____ RECORDED INFORMATION
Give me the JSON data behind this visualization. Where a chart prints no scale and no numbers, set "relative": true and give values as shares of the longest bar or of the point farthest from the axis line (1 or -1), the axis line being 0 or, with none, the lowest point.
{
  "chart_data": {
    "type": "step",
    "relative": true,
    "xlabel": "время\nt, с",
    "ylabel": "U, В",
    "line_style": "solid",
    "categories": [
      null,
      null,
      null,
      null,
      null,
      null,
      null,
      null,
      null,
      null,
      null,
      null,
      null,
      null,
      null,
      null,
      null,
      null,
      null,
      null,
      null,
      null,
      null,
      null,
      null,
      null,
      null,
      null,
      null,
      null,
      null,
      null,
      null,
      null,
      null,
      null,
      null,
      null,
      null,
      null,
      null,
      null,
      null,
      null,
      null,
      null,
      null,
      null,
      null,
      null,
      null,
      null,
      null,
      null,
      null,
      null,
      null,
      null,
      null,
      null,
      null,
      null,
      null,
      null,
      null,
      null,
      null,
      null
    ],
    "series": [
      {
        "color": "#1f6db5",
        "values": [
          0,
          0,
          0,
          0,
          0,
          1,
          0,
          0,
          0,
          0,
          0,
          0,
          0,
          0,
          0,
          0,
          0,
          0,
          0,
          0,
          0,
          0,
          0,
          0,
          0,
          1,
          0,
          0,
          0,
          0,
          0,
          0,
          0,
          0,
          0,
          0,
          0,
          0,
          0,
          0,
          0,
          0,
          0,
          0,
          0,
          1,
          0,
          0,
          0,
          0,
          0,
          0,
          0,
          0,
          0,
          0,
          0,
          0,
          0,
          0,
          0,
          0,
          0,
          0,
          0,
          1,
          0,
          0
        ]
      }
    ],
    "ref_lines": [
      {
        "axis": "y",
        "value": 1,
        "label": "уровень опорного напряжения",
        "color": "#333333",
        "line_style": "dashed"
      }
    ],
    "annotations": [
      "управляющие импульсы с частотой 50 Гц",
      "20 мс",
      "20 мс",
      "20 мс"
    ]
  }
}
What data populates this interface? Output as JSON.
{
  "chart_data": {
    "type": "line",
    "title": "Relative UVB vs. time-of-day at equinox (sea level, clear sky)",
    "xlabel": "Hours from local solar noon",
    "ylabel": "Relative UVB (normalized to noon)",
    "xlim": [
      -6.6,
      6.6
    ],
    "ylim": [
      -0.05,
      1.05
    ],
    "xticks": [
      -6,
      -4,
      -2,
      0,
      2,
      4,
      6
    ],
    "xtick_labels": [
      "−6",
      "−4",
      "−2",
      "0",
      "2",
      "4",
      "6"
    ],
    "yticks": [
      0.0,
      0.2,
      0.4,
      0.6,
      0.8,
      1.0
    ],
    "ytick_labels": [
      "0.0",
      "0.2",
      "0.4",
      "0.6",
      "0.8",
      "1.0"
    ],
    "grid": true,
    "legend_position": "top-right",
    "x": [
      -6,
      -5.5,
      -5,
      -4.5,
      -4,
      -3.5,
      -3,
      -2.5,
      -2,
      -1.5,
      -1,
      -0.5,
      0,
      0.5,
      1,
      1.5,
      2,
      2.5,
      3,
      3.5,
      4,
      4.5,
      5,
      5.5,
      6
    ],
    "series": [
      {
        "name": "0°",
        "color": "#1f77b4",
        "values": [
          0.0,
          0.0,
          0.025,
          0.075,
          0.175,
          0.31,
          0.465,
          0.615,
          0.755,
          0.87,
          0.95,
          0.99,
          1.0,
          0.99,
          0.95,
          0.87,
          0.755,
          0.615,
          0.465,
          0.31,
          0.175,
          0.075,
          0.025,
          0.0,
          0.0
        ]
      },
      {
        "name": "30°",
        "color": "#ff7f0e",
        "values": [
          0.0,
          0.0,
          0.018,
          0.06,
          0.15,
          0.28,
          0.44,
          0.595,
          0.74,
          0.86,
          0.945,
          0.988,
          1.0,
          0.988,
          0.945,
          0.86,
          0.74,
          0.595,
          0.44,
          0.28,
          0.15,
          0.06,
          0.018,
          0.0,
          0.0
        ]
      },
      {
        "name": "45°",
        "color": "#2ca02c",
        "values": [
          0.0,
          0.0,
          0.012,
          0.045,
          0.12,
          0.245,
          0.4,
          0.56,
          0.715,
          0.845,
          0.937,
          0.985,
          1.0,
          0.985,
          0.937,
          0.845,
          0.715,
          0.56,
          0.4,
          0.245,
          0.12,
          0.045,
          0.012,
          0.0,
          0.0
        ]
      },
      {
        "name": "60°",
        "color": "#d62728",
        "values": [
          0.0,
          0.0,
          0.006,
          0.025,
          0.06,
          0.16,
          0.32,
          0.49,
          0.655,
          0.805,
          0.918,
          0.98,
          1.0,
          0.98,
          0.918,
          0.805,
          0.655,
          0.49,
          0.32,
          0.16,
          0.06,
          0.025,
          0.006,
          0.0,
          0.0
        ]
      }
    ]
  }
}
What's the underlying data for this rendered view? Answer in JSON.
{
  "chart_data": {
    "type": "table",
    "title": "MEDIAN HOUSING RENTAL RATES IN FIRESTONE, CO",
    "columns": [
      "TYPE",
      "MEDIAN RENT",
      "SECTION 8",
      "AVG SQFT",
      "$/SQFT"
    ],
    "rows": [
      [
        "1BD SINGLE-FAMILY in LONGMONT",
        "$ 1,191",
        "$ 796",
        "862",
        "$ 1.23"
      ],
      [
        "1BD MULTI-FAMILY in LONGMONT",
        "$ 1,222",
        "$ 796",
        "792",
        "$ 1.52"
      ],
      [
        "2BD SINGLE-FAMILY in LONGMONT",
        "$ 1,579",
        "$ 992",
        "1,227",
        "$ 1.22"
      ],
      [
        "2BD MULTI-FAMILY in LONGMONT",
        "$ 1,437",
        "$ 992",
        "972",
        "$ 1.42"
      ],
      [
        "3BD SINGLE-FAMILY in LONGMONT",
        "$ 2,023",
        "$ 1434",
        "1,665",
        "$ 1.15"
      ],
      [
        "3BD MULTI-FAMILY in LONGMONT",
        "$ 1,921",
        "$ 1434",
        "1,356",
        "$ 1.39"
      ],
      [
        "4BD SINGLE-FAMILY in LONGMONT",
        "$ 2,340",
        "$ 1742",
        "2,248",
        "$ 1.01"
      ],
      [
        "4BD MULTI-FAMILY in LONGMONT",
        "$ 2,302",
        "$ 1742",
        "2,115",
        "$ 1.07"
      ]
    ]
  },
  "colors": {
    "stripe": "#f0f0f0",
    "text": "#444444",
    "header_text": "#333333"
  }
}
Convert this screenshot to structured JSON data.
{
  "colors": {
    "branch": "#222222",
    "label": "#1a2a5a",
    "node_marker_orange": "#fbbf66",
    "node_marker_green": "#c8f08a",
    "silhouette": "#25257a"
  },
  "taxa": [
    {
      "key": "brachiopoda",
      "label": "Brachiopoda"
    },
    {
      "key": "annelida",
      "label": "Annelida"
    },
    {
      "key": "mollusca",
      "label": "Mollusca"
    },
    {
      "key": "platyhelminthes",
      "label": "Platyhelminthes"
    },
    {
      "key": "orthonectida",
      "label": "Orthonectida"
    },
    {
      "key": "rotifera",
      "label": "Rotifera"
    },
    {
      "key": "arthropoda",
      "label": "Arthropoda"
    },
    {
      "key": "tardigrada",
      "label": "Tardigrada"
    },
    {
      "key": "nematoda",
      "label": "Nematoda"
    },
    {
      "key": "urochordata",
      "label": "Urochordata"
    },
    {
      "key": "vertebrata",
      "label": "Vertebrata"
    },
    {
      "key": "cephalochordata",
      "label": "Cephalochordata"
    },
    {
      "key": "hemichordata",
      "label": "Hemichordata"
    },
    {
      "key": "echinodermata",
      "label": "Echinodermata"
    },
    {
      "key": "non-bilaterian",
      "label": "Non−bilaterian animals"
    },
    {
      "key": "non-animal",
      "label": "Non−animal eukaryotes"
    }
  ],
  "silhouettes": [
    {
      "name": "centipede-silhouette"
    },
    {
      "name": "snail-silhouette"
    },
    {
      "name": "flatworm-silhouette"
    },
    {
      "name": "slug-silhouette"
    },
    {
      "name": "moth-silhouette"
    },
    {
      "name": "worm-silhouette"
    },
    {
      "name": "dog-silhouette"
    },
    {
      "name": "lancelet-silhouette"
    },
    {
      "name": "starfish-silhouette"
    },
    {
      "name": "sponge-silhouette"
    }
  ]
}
________
▸ EXERCISE BRIEF: Identify each line of the material where the word "What" shows up, and copy it.

▸ FINISHED EXERCISE:
What data populates this interface? Output as JSON.
What's the underlying data for this rendered view? Answer in JSON.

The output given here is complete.